Prompt: Transcribe the records that follow, preserving every word.

Material:
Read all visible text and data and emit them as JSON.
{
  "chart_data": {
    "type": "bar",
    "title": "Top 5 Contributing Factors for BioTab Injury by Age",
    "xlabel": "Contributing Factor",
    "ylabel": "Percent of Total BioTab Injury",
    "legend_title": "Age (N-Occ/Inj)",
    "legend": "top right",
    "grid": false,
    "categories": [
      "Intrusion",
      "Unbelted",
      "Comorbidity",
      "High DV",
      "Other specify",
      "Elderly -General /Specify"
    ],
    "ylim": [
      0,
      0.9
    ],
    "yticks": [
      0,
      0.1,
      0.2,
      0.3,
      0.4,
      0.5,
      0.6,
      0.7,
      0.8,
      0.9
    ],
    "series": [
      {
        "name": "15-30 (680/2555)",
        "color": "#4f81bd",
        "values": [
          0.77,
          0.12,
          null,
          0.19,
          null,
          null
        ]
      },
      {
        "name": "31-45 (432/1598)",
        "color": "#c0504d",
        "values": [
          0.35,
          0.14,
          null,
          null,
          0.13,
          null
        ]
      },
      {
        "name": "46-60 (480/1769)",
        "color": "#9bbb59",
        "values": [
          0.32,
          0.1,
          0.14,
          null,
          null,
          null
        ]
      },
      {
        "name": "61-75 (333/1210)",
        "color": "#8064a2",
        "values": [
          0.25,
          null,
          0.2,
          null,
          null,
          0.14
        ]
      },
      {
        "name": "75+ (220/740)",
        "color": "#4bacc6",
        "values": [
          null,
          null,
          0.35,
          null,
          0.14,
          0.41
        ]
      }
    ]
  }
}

Answer to this task:
Read all visible text and data and emit them as JSON.
{
  "chart_data": {
    "type": "bar",
    "title": "Top 5 Contributing Factors for BioTab Injury by Age",
    "xlabel": "Contributing Factor",
    "ylabel": "Percent of Total BioTab Injury",
    "legend_title": "Age (N-Occ/Inj)",
    "legend": "top right",
    "grid": false,
    "categories": [
      "Intrusion",
      "Unbelted",
      "Comorbidity",
      "High DV",
      "Other specify",
      "Elderly -General /Specify"
    ],
    "ylim": [
      0,
      0.9
    ],
    "yticks": [
      0,
      0.1,
      0.2,
      0.3,
      0.4,
      0.5,
      0.6,
      0.7,
      0.8,
      0.9
    ],
    "series": [
      {
        "name": "15-30 (680/2555)",
        "color": "#4f81bd",
        "values": [
          0.77,
          0.12,
          null,
          0.19,
          null,
          null
        ]
      },
      {
        "name": "31-45 (432/1598)",
        "color": "#c0504d",
        "values": [
          0.35,
          0.14,
          null,
          null,
          0.13,
          null
        ]
      },
      {
        "name": "46-60 (480/1769)",
        "color": "#9bbb59",
        "values": [
          0.32,
          0.1,
          0.14,
          null,
          null,
          null
        ]
      },
      {
        "name": "61-75 (333/1210)",
        "color": "#8064a2",
        "values": [
          0.25,
          null,
          0.2,
          null,
          null,
          0.14
        ]
      },
      {
        "name": "75+ (220/740)",
        "color": "#4bacc6",
        "values": [
          null,
          null,
          0.35,
          null,
          0.14,
          0.41
        ]
      }
    ]
  }
}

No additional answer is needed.